BRANO DEL DOCUMENTO>
====

È morto l’industriale tessile Piero Bellucci. Il decesso è sopravvenuto a causa delle complicazioni di una polmonite. L’imprenditore, uno dei più noti e attivi dell’area pratese, aveva 78 anni e da alcuni non seguiva più direttamente le sorti del lanificio fondato dal padre Mario. Il timone era passato ai figli.
Da una settimana, Bellucci era ricoverato all’ospedale Santo Stefano di Prato. Figura carismatica, capace d’intervenire con originalità e talvolta col gusto della provocazione nel dibattito pubblico e in quello interno al mondo imprenditoriale, aveva fatto del Lanificio Mario Bellucci una realtà all’avanguardia internazionale per la creazione di tessuti innovativi.

La Regione Toscana ha, tra gli altri, espresso il proprio cordoglio, attraverso l’assessore alle attività produttive Stefano Ciuoffo: «La scomparsa di Piero Bellucci lascia un segno nella storia dell’imprenditoria tessile pratese. Capitano d’industria fra i più autentici, coraggioso e mai scontato o accondiscendente. Con uno sguardo sempre rivolto al futuro, non solo delle proprie aziende, già affidate con successo ai figli, ma del ruolo e responsabilità delle imprese e del futuro stesso della città di Prato, la sua città. Rivolgo a nome mio e della Regione un messaggio di vicinanza e cordoglio alla famiglia, assicurando che conserveremo, tutti insieme, la preziosa memoria dell’esempio di Piero».

====

MATERIALE ESTRATTO>
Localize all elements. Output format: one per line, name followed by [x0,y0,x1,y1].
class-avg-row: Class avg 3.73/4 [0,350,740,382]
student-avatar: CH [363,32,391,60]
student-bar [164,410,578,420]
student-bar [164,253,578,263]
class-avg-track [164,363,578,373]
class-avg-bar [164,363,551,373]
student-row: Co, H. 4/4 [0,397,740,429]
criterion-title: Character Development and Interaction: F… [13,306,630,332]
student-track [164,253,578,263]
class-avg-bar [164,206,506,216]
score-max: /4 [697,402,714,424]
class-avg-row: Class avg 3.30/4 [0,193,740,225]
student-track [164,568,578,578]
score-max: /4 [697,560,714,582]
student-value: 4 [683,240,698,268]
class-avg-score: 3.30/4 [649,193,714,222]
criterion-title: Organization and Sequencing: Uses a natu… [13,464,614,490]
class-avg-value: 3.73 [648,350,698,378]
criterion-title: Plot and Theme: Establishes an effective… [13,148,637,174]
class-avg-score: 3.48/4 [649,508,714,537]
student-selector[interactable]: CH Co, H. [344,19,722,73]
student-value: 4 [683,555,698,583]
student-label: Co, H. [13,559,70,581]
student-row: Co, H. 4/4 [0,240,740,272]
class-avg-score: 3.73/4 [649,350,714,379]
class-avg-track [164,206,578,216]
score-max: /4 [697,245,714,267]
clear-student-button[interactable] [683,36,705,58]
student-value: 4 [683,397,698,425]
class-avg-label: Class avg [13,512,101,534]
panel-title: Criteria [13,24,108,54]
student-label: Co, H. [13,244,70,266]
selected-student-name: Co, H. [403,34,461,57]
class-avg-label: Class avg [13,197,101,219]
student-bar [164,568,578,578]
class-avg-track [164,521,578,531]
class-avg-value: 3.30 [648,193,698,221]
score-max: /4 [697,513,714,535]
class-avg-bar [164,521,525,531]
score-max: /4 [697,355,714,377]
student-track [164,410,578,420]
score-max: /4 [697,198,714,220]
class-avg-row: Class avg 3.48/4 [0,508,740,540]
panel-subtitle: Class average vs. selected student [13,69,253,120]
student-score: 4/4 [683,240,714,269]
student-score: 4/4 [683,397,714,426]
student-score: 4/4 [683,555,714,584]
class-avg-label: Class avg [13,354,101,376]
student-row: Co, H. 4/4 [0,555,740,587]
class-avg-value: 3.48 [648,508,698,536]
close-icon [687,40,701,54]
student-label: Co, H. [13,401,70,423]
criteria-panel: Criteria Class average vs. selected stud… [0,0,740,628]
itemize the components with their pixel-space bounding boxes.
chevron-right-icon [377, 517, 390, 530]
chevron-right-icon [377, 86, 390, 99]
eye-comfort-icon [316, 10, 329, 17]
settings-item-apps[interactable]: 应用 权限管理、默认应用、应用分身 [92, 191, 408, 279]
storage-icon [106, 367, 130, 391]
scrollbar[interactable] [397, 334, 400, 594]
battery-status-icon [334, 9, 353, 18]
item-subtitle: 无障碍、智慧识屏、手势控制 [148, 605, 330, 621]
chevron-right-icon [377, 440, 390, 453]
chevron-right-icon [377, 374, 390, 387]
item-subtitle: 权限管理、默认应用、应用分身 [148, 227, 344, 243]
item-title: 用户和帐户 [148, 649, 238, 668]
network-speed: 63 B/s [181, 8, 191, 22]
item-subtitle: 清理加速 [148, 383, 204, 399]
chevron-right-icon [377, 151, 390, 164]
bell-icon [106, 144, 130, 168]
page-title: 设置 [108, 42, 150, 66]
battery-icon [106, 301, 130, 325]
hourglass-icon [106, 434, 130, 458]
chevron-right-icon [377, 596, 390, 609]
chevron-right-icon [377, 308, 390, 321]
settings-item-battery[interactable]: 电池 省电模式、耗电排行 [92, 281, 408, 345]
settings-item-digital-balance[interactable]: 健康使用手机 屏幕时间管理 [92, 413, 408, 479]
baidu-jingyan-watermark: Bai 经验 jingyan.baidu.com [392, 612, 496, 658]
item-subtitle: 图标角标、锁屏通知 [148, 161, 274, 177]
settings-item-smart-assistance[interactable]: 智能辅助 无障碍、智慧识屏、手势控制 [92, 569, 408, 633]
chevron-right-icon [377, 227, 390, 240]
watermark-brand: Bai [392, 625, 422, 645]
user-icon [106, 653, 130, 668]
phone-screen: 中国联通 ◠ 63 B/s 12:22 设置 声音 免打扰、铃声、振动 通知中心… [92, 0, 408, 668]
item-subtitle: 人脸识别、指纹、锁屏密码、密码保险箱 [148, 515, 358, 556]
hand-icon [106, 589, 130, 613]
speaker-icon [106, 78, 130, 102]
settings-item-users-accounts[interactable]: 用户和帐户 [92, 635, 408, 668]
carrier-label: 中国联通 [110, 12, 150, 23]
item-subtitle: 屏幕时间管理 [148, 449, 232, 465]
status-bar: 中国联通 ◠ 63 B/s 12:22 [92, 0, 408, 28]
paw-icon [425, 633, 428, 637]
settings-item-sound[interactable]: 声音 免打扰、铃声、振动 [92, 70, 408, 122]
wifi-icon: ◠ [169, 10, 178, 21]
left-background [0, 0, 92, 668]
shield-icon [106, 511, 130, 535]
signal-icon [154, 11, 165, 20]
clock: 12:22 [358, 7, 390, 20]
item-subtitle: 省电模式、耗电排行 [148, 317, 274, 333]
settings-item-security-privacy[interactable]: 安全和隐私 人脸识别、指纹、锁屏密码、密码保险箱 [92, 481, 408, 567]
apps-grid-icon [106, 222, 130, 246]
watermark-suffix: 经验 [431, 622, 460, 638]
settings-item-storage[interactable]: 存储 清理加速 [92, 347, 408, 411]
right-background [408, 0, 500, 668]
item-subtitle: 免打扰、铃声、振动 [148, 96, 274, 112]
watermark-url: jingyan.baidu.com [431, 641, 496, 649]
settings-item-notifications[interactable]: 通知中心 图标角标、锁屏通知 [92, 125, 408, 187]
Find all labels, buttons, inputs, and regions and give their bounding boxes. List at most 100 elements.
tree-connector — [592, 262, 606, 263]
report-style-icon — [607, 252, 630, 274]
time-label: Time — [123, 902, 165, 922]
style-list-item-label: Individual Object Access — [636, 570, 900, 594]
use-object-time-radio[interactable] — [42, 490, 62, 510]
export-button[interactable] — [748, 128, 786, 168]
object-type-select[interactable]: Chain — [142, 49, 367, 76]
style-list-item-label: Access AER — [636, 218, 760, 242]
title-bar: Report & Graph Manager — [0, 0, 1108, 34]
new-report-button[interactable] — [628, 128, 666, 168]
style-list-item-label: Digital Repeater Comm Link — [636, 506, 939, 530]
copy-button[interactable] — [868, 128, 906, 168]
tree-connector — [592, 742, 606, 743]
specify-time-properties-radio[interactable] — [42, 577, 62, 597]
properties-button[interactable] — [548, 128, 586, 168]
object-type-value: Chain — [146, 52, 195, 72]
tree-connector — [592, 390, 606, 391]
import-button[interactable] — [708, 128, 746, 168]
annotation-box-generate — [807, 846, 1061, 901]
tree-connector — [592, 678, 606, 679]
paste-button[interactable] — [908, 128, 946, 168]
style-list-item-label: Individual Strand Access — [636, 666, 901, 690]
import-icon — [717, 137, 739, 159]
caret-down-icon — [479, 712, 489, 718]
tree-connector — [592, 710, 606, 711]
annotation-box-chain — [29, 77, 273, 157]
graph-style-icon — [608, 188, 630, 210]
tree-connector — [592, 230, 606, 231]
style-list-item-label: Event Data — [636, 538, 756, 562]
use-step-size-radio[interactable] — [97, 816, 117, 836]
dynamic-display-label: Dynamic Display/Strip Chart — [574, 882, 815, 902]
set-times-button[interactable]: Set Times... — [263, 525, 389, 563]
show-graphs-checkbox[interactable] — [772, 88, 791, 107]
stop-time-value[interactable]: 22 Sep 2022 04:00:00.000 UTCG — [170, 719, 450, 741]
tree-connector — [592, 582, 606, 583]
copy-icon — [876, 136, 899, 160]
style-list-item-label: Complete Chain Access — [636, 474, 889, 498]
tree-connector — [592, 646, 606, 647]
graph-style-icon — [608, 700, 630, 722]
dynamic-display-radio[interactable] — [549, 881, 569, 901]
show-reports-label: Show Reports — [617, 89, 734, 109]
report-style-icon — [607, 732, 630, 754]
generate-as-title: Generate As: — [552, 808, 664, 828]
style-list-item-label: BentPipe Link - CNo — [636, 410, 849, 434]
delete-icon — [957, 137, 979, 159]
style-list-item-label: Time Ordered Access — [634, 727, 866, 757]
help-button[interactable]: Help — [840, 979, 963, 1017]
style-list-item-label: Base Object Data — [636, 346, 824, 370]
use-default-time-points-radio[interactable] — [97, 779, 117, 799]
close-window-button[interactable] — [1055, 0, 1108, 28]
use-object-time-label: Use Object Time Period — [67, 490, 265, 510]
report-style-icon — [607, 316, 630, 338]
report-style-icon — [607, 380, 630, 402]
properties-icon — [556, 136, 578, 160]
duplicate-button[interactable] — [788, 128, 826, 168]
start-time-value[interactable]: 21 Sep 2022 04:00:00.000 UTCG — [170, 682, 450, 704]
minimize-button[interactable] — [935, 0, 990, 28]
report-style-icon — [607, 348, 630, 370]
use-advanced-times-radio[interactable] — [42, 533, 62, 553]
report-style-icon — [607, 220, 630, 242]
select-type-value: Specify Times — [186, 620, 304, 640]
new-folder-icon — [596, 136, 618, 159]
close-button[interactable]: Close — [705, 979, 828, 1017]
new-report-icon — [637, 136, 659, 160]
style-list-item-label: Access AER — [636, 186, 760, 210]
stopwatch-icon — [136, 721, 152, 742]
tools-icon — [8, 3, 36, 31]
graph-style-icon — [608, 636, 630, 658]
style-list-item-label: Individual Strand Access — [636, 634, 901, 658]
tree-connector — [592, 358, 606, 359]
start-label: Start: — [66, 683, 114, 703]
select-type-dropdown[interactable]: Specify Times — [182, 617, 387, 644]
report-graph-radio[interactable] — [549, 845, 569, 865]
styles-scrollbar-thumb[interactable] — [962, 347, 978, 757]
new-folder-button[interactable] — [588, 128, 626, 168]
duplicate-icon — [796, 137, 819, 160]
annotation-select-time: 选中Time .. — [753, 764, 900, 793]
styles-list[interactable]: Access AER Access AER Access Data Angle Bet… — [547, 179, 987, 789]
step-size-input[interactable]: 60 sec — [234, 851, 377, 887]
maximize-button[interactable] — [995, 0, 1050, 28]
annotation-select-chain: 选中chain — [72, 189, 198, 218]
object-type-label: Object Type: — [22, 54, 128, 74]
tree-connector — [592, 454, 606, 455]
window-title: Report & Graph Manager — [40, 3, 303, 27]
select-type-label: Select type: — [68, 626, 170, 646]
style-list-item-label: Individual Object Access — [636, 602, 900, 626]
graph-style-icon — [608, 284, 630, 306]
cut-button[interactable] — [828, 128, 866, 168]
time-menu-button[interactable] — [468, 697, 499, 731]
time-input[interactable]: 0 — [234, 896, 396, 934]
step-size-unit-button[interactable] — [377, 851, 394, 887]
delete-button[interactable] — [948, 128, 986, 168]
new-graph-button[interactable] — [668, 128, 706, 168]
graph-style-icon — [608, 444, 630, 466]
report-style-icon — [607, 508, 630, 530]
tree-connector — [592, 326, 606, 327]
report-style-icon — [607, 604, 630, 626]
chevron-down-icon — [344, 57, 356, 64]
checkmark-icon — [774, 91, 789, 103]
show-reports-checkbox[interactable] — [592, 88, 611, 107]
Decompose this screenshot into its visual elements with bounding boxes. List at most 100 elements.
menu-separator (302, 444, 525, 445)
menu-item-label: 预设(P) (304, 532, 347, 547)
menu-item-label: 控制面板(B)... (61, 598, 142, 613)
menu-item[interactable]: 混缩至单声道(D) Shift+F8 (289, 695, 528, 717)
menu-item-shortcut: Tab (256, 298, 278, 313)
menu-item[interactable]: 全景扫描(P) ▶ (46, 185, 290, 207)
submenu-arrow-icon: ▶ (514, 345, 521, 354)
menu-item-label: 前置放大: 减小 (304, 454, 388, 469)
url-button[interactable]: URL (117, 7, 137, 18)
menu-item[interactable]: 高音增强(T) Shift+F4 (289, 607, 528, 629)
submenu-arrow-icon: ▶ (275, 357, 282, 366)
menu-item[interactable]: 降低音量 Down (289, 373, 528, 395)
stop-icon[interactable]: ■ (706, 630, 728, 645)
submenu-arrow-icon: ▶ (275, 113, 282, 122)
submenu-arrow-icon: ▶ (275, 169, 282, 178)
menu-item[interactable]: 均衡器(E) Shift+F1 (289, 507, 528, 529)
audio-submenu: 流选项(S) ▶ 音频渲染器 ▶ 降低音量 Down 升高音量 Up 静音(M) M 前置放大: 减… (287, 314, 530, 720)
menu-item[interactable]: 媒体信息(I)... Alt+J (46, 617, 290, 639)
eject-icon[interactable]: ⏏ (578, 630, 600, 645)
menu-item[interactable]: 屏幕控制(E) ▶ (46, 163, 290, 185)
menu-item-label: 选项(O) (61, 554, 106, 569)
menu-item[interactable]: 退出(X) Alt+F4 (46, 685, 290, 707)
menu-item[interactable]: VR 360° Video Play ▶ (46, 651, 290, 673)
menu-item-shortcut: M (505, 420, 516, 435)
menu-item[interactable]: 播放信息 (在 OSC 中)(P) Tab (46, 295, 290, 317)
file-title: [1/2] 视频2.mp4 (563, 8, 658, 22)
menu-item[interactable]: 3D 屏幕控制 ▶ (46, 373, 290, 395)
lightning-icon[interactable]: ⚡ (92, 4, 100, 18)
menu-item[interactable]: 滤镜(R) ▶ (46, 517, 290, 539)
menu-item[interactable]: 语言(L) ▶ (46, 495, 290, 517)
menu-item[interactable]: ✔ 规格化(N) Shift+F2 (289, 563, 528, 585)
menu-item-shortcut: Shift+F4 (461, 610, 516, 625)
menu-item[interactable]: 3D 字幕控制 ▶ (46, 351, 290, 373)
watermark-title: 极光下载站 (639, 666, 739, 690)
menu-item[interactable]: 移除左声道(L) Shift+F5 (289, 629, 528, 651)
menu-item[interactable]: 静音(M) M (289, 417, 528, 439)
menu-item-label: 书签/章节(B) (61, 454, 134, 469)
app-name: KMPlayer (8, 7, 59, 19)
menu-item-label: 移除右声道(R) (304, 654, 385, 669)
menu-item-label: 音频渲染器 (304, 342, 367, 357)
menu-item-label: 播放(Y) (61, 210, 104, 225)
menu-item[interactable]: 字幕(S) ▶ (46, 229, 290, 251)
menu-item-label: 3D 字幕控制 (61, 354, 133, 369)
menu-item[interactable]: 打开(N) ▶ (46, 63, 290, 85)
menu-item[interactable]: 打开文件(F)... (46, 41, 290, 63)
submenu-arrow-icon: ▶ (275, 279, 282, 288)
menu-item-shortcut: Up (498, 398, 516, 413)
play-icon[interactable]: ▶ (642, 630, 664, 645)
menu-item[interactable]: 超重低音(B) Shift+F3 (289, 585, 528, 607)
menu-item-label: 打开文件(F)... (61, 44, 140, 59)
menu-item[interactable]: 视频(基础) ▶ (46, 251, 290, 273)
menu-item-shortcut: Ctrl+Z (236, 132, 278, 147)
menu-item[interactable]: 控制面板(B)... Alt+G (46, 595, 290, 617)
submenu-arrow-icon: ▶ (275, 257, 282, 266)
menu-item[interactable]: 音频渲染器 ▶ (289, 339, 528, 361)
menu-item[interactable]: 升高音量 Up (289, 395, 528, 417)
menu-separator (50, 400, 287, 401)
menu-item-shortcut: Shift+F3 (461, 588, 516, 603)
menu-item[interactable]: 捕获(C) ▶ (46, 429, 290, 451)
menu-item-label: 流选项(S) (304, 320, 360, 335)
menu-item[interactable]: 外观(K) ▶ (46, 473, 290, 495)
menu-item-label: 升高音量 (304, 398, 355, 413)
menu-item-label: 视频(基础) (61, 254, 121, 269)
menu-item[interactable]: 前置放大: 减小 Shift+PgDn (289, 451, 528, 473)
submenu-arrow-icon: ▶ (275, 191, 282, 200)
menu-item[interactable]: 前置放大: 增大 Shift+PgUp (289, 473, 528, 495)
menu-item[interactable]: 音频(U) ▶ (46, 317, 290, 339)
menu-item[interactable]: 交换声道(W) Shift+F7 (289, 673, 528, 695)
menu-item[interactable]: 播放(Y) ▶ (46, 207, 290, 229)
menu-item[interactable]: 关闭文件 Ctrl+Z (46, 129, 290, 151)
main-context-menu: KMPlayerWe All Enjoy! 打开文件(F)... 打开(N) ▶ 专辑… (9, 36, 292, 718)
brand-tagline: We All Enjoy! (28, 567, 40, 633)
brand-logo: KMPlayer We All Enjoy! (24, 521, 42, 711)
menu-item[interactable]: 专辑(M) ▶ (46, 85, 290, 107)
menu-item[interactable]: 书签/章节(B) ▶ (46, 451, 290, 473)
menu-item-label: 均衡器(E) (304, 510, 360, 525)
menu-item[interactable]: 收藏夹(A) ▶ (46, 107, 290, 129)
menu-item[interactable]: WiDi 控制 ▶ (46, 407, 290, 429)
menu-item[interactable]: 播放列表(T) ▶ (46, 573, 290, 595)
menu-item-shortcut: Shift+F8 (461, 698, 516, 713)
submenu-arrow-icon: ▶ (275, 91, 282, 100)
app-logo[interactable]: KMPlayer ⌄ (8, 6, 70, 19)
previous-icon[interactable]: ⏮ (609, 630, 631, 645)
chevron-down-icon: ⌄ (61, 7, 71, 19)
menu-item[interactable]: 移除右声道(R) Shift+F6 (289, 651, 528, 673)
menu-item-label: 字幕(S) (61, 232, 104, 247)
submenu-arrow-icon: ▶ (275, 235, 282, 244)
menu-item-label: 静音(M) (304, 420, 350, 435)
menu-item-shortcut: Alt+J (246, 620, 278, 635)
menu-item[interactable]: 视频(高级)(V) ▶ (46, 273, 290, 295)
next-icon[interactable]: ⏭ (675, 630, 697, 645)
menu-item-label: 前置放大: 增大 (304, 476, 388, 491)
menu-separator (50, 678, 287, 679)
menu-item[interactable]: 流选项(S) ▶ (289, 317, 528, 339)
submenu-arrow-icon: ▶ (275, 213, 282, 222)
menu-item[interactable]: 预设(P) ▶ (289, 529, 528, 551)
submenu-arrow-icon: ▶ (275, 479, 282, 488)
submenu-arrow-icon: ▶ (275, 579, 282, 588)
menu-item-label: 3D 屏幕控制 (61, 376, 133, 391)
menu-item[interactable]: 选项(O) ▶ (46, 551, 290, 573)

====

DA FARE>
Elenca tutte le persone indicate per nome nel brano del documento. Per rispondere ci si basa soltanto sul brano del documento.

SOLUZIONE SCRITTA>
Le persone indicate per nome sono tre:
- Piero Bellucci, l'industriale tessile scomparso
- Mario, il padre che fondò il lanificio
- Stefano Ciuoffo, assessore alle attività produttive della Regione Toscana